» **Work required**: Look through the material below. Copy each line that contains the string "Criteria".

────

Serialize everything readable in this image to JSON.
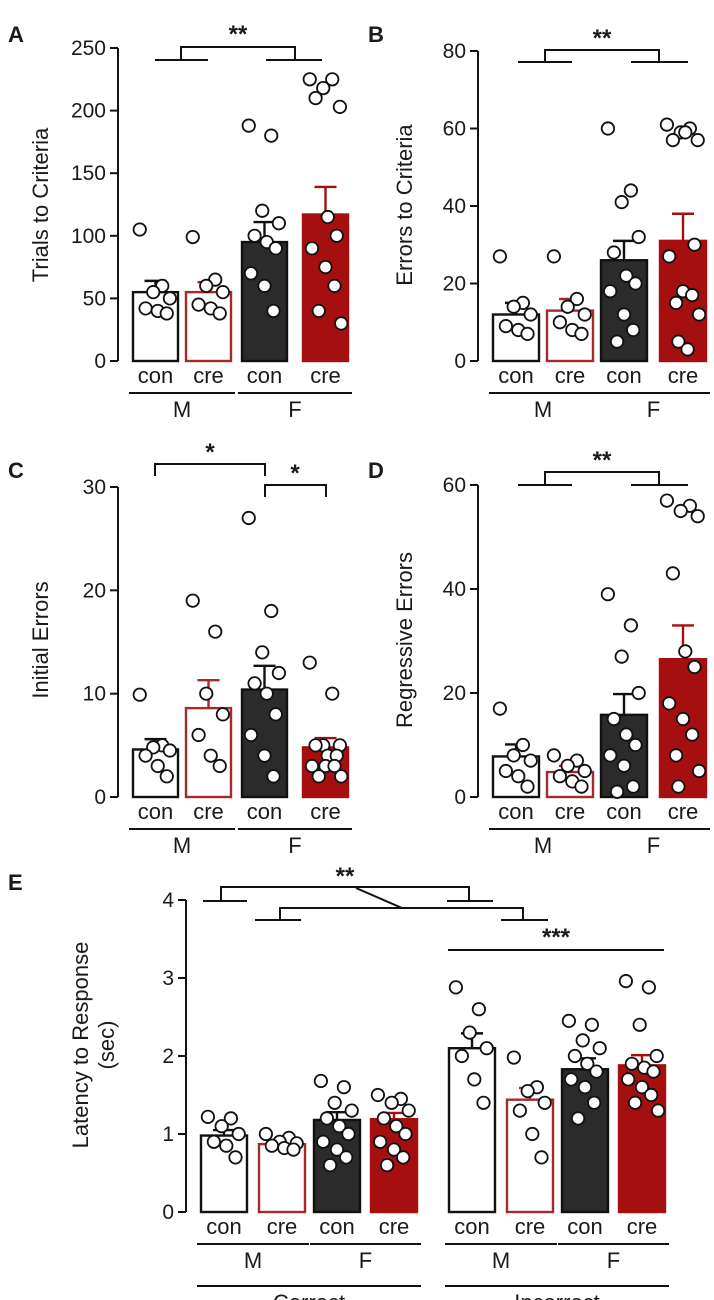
{
  "colors": {
    "con_M": "#ffffff",
    "cre_M": "#ffffff",
    "con_F": "#2b2b2b",
    "cre_F": "#a50f0f",
    "cre_outline": "#a52a2a",
    "dark_outline": "#111111"
  },
  "chart_data": [
    {
      "panel": "A",
      "type": "bar",
      "ylabel": "Trials to Criteria",
      "ylim": [
        0,
        250
      ],
      "yticks": [
        "0",
        "50",
        "100",
        "150",
        "200",
        "250"
      ],
      "categories": [
        "con",
        "cre",
        "con",
        "cre"
      ],
      "groups": [
        "M",
        "F"
      ],
      "values": [
        55,
        55,
        95,
        117
      ],
      "errors": [
        9,
        8,
        16,
        22
      ],
      "points": [
        [
          105,
          60,
          55,
          50,
          42,
          40,
          38
        ],
        [
          99,
          65,
          60,
          55,
          45,
          42,
          38
        ],
        [
          188,
          180,
          120,
          110,
          100,
          95,
          90,
          70,
          60,
          40
        ],
        [
          225,
          225,
          218,
          203,
          210,
          115,
          100,
          90,
          75,
          60,
          40,
          30
        ]
      ],
      "significance": [
        {
          "label": "**",
          "compare": "M vs F"
        }
      ]
    },
    {
      "panel": "B",
      "type": "bar",
      "ylabel": "Errors to Criteria",
      "ylim": [
        0,
        80
      ],
      "yticks": [
        "0",
        "20",
        "40",
        "60",
        "80"
      ],
      "categories": [
        "con",
        "cre",
        "con",
        "cre"
      ],
      "groups": [
        "M",
        "F"
      ],
      "values": [
        12,
        13,
        26,
        31
      ],
      "errors": [
        3,
        3,
        5,
        7
      ],
      "points": [
        [
          27,
          15,
          14,
          12,
          9,
          8,
          7
        ],
        [
          27,
          16,
          14,
          12,
          10,
          8,
          7
        ],
        [
          60,
          44,
          41,
          32,
          28,
          22,
          20,
          18,
          12,
          8,
          5
        ],
        [
          61,
          60,
          59,
          57,
          57,
          59,
          30,
          27,
          18,
          17,
          15,
          12,
          5,
          3
        ]
      ],
      "significance": [
        {
          "label": "**",
          "compare": "M vs F"
        }
      ]
    },
    {
      "panel": "C",
      "type": "bar",
      "ylabel": "Initial Errors",
      "ylim": [
        0,
        30
      ],
      "yticks": [
        "0",
        "10",
        "20",
        "30"
      ],
      "categories": [
        "con",
        "cre",
        "con",
        "cre"
      ],
      "groups": [
        "M",
        "F"
      ],
      "values": [
        4.6,
        8.6,
        10.4,
        4.8
      ],
      "errors": [
        1.0,
        2.7,
        2.3,
        0.9
      ],
      "points": [
        [
          9.9,
          5.0,
          4.8,
          4.5,
          4.0,
          3.0,
          2.0
        ],
        [
          19,
          16,
          10,
          8,
          6,
          4,
          3
        ],
        [
          27,
          18,
          14,
          12,
          11,
          10,
          8,
          6,
          4,
          2
        ],
        [
          13,
          10,
          5,
          5,
          5,
          4,
          4,
          3,
          3,
          3,
          2,
          2
        ]
      ],
      "significance": [
        {
          "label": "*",
          "compare": "M con vs F con"
        },
        {
          "label": "*",
          "compare": "F con vs F cre"
        }
      ]
    },
    {
      "panel": "D",
      "type": "bar",
      "ylabel": "Regressive Errors",
      "ylim": [
        0,
        60
      ],
      "yticks": [
        "0",
        "20",
        "40",
        "60"
      ],
      "categories": [
        "con",
        "cre",
        "con",
        "cre"
      ],
      "groups": [
        "M",
        "F"
      ],
      "values": [
        7.8,
        4.8,
        15.8,
        26.5
      ],
      "errors": [
        2.3,
        1.2,
        4.0,
        6.5
      ],
      "points": [
        [
          17,
          10,
          8,
          7,
          5,
          4,
          2
        ],
        [
          8,
          7,
          6,
          5,
          4,
          3,
          2
        ],
        [
          39,
          33,
          27,
          20,
          15,
          12,
          10,
          8,
          6,
          2,
          1
        ],
        [
          57,
          56,
          55,
          54,
          43,
          28,
          25,
          18,
          15,
          12,
          8,
          5,
          2
        ]
      ],
      "significance": [
        {
          "label": "**",
          "compare": "M vs F"
        }
      ]
    },
    {
      "panel": "E",
      "type": "bar",
      "ylabel": [
        "Latency to Response",
        "(sec)"
      ],
      "ylim": [
        0,
        4
      ],
      "yticks": [
        "0",
        "1",
        "2",
        "3",
        "4"
      ],
      "categories": [
        "con",
        "cre",
        "con",
        "cre",
        "con",
        "cre",
        "con",
        "cre"
      ],
      "groups": [
        "M",
        "F",
        "M",
        "F"
      ],
      "supergroups": [
        "Correct",
        "Incorrect"
      ],
      "values": [
        0.98,
        0.87,
        1.18,
        1.19,
        2.1,
        1.44,
        1.83,
        1.88
      ],
      "errors": [
        0.07,
        0.04,
        0.1,
        0.08,
        0.19,
        0.15,
        0.14,
        0.13
      ],
      "points": [
        [
          1.22,
          1.2,
          1.1,
          1.0,
          0.9,
          0.85,
          0.7
        ],
        [
          1.0,
          0.95,
          0.9,
          0.88,
          0.85,
          0.82,
          0.8
        ],
        [
          1.68,
          1.6,
          1.4,
          1.3,
          1.2,
          1.1,
          1.0,
          0.9,
          0.8,
          0.7,
          0.6
        ],
        [
          1.5,
          1.45,
          1.4,
          1.3,
          1.2,
          1.1,
          1.0,
          0.9,
          0.8,
          0.7,
          0.6
        ],
        [
          2.88,
          2.6,
          2.3,
          2.1,
          2.0,
          1.7,
          1.4
        ],
        [
          1.98,
          1.6,
          1.55,
          1.4,
          1.3,
          1.0,
          0.7
        ],
        [
          2.45,
          2.4,
          2.2,
          2.1,
          2.0,
          1.9,
          1.8,
          1.7,
          1.6,
          1.4,
          1.2
        ],
        [
          2.96,
          2.88,
          2.4,
          2.0,
          1.9,
          1.85,
          1.8,
          1.7,
          1.6,
          1.5,
          1.4,
          1.3
        ]
      ],
      "significance": [
        {
          "label": "**",
          "compare": "interaction"
        },
        {
          "label": "***",
          "compare": "Correct vs Incorrect"
        }
      ]
    }
  ]
}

────

» **Solution for this exercise**:
      "ylabel": "Trials to Criteria",
      "ylabel": "Errors to Criteria",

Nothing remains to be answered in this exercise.